-- Begin Data rows --

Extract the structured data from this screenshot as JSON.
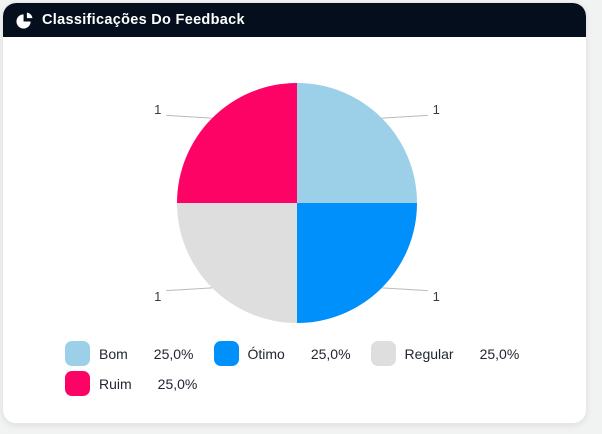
{
  "header": {
    "title": "Classificações Do Feedback",
    "icon": "pie-chart-icon"
  },
  "chart_data": {
    "type": "pie",
    "title": "Classificações Do Feedback",
    "categories": [
      "Bom",
      "Ótimo",
      "Regular",
      "Ruim"
    ],
    "values": [
      1,
      1,
      1,
      1
    ],
    "percent_labels": [
      "25,0%",
      "25,0%",
      "25,0%",
      "25,0%"
    ],
    "data_labels": [
      "1",
      "1",
      "1",
      "1"
    ],
    "slice_colors": [
      "#9BD0E8",
      "#0090FC",
      "#DEDEDE",
      "#FD0366"
    ],
    "legend_position": "bottom",
    "start_angle_deg": -90,
    "direction": "clockwise"
  },
  "colors": {
    "header_bg": "#040E1C",
    "card_bg": "#FFFFFF",
    "page_bg": "#F1F2F2",
    "data_label_text": "#373D3F",
    "legend_text": "#212631",
    "connector_line": "#BBBBBB"
  }
}
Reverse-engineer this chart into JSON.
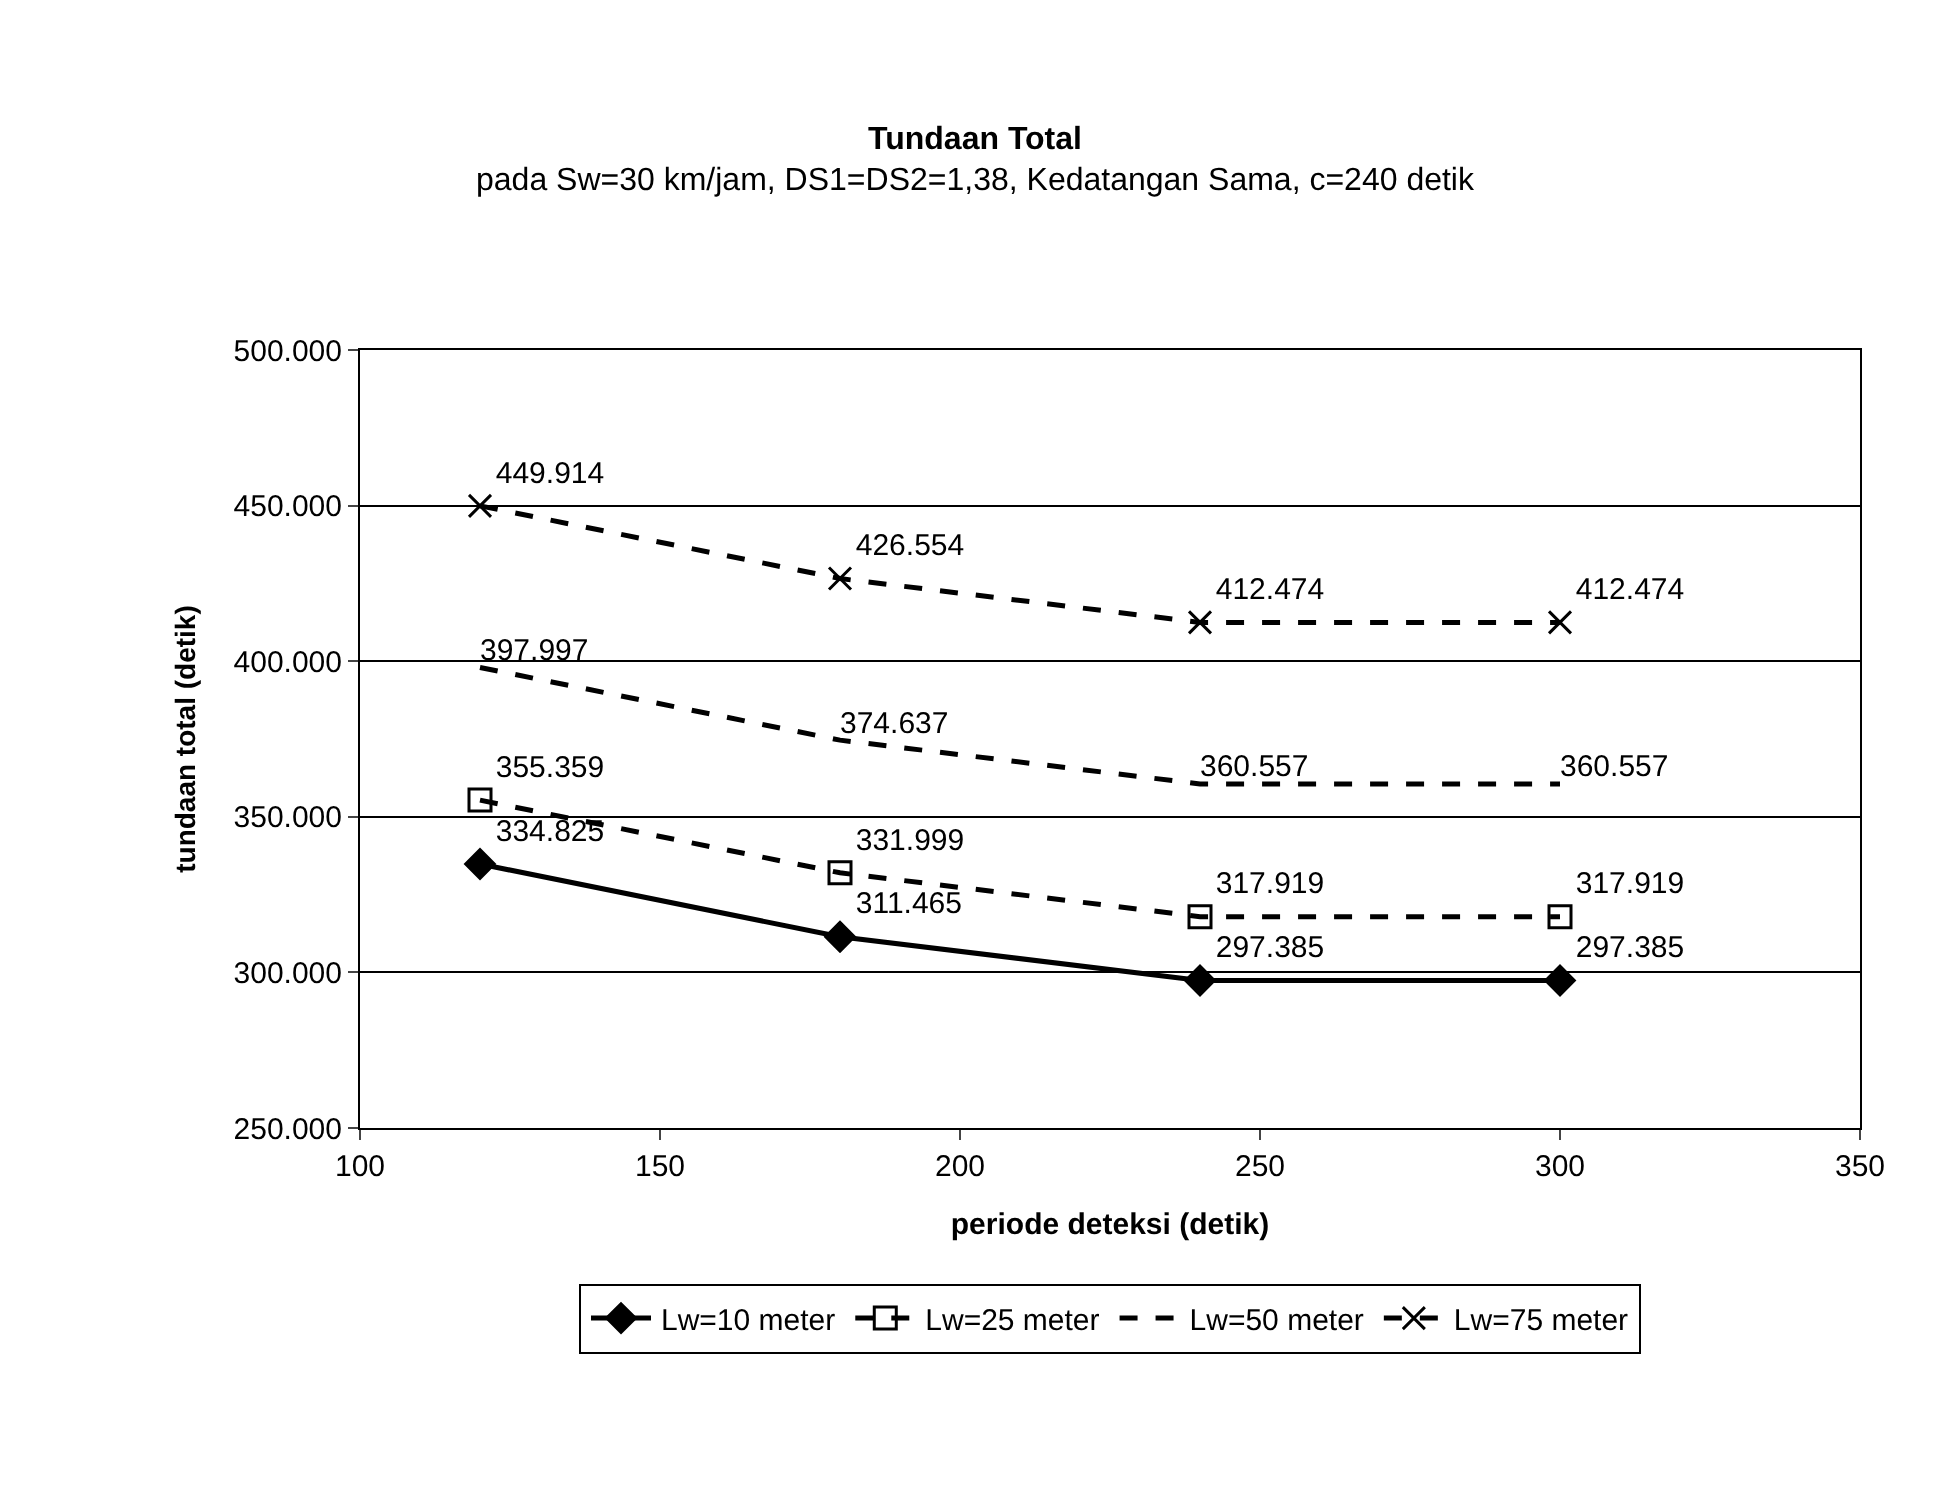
{
  "chart_data": {
    "type": "line",
    "title": "Tundaan Total",
    "subtitle": "pada Sw=30 km/jam, DS1=DS2=1,38, Kedatangan Sama, c=240 detik",
    "xlabel": "periode deteksi (detik)",
    "ylabel": "tundaan total (detik)",
    "x": [
      120,
      180,
      240,
      300
    ],
    "series": [
      {
        "name": "Lw=10 meter",
        "color": "#000000",
        "values": [
          334825,
          311465,
          297385,
          297385
        ],
        "value_labels": [
          "334.825",
          "311.465",
          "297.385",
          "297.385"
        ],
        "marker": "diamond",
        "line_style": "solid"
      },
      {
        "name": "Lw=25 meter",
        "color": "#000000",
        "values": [
          355359,
          331999,
          317919,
          317919
        ],
        "value_labels": [
          "355.359",
          "331.999",
          "317.919",
          "317.919"
        ],
        "marker": "square",
        "line_style": "dashed"
      },
      {
        "name": "Lw=50 meter",
        "color": "#000000",
        "values": [
          397997,
          374637,
          360557,
          360557
        ],
        "value_labels": [
          "397.997",
          "374.637",
          "360.557",
          "360.557"
        ],
        "marker": "none",
        "line_style": "dashed"
      },
      {
        "name": "Lw=75 meter",
        "color": "#000000",
        "values": [
          449914,
          426554,
          412474,
          412474
        ],
        "value_labels": [
          "449.914",
          "426.554",
          "412.474",
          "412.474"
        ],
        "marker": "cross",
        "line_style": "dashed"
      }
    ],
    "xlim": [
      100,
      350
    ],
    "xticks": [
      100,
      150,
      200,
      250,
      300,
      350
    ],
    "ylim": [
      250000,
      500000
    ],
    "yticks": [
      {
        "value": 250000,
        "label": "250.000"
      },
      {
        "value": 300000,
        "label": "300.000"
      },
      {
        "value": 350000,
        "label": "350.000"
      },
      {
        "value": 400000,
        "label": "400.000"
      },
      {
        "value": 450000,
        "label": "450.000"
      },
      {
        "value": 500000,
        "label": "500.000"
      }
    ],
    "grid": "y",
    "legend": "bottom"
  }
}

-- End Data rows --

Exercise directions
Make an exact copy of the data above, pictures excluded.

Task answer
Extract the structured data from this screenshot as JSON.
{
  "header": {
    "title": "Classificações Do Feedback",
    "icon": "pie-chart-icon"
  },
  "chart_data": {
    "type": "pie",
    "title": "Classificações Do Feedback",
    "categories": [
      "Bom",
      "Ótimo",
      "Regular",
      "Ruim"
    ],
    "values": [
      1,
      1,
      1,
      1
    ],
    "percent_labels": [
      "25,0%",
      "25,0%",
      "25,0%",
      "25,0%"
    ],
    "data_labels": [
      "1",
      "1",
      "1",
      "1"
    ],
    "slice_colors": [
      "#9BD0E8",
      "#0090FC",
      "#DEDEDE",
      "#FD0366"
    ],
    "legend_position": "bottom",
    "start_angle_deg": -90,
    "direction": "clockwise"
  },
  "colors": {
    "header_bg": "#040E1C",
    "card_bg": "#FFFFFF",
    "page_bg": "#F1F2F2",
    "data_label_text": "#373D3F",
    "legend_text": "#212631",
    "connector_line": "#BBBBBB"
  }
}
Reverse-engineer this chart into JSON.
{
  "chart_data": {
    "type": "line",
    "title": "Tundaan Total",
    "subtitle": "pada Sw=30 km/jam, DS1=DS2=1,38, Kedatangan Sama, c=240 detik",
    "xlabel": "periode deteksi (detik)",
    "ylabel": "tundaan total (detik)",
    "x": [
      120,
      180,
      240,
      300
    ],
    "series": [
      {
        "name": "Lw=10 meter",
        "color": "#000000",
        "values": [
          334825,
          311465,
          297385,
          297385
        ],
        "value_labels": [
          "334.825",
          "311.465",
          "297.385",
          "297.385"
        ],
        "marker": "diamond",
        "line_style": "solid"
      },
      {
        "name": "Lw=25 meter",
        "color": "#000000",
        "values": [
          355359,
          331999,
          317919,
          317919
        ],
        "value_labels": [
          "355.359",
          "331.999",
          "317.919",
          "317.919"
        ],
        "marker": "square",
        "line_style": "dashed"
      },
      {
        "name": "Lw=50 meter",
        "color": "#000000",
        "values": [
          397997,
          374637,
          360557,
          360557
        ],
        "value_labels": [
          "397.997",
          "374.637",
          "360.557",
          "360.557"
        ],
        "marker": "none",
        "line_style": "dashed"
      },
      {
        "name": "Lw=75 meter",
        "color": "#000000",
        "values": [
          449914,
          426554,
          412474,
          412474
        ],
        "value_labels": [
          "449.914",
          "426.554",
          "412.474",
          "412.474"
        ],
        "marker": "cross",
        "line_style": "dashed"
      }
    ],
    "xlim": [
      100,
      350
    ],
    "xticks": [
      100,
      150,
      200,
      250,
      300,
      350
    ],
    "ylim": [
      250000,
      500000
    ],
    "yticks": [
      {
        "value": 250000,
        "label": "250.000"
      },
      {
        "value": 300000,
        "label": "300.000"
      },
      {
        "value": 350000,
        "label": "350.000"
      },
      {
        "value": 400000,
        "label": "400.000"
      },
      {
        "value": 450000,
        "label": "450.000"
      },
      {
        "value": 500000,
        "label": "500.000"
      }
    ],
    "grid": "y",
    "legend": "bottom"
  }
}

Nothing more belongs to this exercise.